TO BE DONE:
Find how many lines contain "Pressure" and state only that number.
[START OF ENTRIES SUPPLIED]
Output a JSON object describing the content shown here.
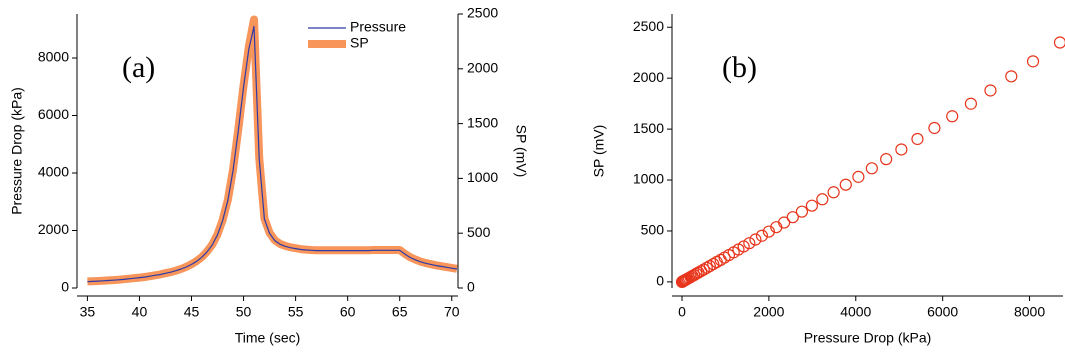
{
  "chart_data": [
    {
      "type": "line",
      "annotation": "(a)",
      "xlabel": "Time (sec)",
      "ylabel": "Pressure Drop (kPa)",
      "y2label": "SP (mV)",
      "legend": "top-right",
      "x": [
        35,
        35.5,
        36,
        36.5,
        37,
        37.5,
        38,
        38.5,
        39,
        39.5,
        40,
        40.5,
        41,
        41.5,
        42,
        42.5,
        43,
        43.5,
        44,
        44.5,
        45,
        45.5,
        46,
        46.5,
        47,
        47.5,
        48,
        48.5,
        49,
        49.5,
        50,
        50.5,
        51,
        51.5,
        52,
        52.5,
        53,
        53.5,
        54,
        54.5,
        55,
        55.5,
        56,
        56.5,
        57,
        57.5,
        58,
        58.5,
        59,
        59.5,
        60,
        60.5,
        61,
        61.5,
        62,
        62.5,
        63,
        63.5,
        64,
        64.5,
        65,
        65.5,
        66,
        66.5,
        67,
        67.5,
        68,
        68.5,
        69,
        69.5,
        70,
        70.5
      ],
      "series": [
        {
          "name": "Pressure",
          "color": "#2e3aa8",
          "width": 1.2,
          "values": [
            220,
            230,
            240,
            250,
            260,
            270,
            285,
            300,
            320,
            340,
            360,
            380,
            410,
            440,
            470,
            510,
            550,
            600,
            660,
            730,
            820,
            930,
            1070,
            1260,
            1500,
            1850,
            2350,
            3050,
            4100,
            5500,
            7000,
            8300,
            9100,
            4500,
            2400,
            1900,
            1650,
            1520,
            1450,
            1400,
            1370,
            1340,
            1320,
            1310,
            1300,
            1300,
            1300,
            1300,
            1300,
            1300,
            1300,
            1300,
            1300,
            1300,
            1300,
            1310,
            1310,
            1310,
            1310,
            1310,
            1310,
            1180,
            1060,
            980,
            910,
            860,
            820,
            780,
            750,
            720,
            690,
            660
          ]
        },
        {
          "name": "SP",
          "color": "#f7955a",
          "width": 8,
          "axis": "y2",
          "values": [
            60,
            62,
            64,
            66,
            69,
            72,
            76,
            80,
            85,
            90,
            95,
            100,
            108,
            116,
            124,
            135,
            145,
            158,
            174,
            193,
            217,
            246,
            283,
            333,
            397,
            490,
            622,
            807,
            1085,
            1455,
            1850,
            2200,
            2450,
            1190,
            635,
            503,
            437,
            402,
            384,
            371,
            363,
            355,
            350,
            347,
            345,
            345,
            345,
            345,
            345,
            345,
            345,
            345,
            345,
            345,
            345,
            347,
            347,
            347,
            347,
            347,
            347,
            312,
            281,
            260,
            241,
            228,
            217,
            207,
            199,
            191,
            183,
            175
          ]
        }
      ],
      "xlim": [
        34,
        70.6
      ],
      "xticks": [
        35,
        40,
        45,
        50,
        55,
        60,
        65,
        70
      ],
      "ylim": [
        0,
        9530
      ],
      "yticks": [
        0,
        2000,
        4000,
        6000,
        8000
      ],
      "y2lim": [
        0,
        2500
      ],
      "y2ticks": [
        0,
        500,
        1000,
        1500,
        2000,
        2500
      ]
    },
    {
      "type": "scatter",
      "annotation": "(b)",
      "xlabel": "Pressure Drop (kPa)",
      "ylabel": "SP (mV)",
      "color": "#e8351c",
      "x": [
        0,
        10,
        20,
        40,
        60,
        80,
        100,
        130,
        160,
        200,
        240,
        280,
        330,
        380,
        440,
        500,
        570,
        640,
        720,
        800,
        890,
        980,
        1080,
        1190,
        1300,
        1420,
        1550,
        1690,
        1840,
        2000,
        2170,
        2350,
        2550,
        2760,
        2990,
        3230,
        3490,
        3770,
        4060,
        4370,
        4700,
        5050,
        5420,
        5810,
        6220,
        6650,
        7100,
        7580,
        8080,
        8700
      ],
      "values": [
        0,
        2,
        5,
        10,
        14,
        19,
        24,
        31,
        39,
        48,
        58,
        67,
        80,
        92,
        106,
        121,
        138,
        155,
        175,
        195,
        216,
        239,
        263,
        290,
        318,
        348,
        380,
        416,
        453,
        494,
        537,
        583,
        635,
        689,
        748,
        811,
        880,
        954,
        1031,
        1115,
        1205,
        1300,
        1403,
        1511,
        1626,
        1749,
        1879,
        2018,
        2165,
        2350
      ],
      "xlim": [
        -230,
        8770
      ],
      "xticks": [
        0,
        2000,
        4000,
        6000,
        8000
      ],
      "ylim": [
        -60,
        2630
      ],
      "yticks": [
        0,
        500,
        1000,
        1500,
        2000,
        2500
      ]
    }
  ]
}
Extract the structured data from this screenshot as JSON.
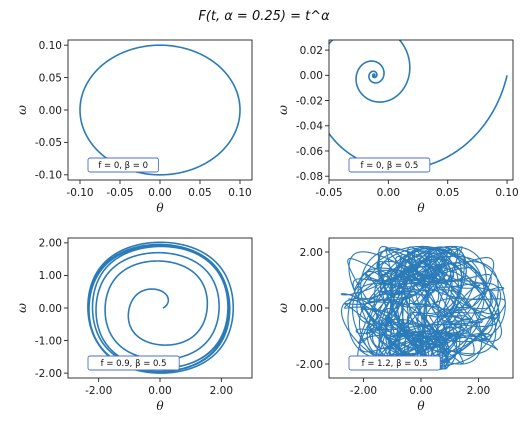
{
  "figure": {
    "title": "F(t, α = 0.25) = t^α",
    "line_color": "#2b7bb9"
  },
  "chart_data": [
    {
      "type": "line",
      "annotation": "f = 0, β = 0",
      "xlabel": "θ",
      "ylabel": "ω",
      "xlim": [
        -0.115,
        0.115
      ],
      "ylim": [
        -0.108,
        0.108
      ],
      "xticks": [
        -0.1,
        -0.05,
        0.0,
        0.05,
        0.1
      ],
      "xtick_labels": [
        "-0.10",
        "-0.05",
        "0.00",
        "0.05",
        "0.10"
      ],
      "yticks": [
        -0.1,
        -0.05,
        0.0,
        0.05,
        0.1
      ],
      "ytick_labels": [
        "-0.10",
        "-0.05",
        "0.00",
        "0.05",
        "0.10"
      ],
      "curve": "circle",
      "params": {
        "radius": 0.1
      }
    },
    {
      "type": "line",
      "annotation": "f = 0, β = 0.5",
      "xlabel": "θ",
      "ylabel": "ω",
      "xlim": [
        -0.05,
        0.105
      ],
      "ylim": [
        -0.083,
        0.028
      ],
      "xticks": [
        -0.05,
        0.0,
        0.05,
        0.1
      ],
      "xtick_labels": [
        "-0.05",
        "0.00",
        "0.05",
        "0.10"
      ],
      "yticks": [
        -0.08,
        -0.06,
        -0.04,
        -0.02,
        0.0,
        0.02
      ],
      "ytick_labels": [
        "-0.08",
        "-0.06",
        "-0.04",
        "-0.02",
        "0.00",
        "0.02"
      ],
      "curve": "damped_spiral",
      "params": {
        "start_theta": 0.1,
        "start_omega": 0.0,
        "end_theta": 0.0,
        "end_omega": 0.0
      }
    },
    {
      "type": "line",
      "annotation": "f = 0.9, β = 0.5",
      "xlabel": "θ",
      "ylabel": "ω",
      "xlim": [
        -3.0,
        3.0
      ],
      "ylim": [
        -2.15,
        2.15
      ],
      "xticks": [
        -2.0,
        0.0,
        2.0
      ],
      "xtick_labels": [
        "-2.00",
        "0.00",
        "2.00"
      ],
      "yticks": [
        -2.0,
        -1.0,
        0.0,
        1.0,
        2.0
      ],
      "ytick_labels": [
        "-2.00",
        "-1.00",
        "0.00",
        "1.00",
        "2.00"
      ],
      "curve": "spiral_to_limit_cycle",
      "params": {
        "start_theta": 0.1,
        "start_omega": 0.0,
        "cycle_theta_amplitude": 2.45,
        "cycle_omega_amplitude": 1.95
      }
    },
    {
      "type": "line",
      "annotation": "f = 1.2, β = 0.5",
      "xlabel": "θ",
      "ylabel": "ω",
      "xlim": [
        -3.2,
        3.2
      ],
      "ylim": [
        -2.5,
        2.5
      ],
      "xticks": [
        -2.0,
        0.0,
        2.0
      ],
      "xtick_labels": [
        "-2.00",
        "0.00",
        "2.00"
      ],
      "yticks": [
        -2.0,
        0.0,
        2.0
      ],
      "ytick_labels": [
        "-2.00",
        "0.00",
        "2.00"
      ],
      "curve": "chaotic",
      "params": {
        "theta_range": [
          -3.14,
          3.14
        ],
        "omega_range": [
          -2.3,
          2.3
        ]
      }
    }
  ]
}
[END OF ENTRIES SUPPLIED]
OUTPUT OF THE TASK:
3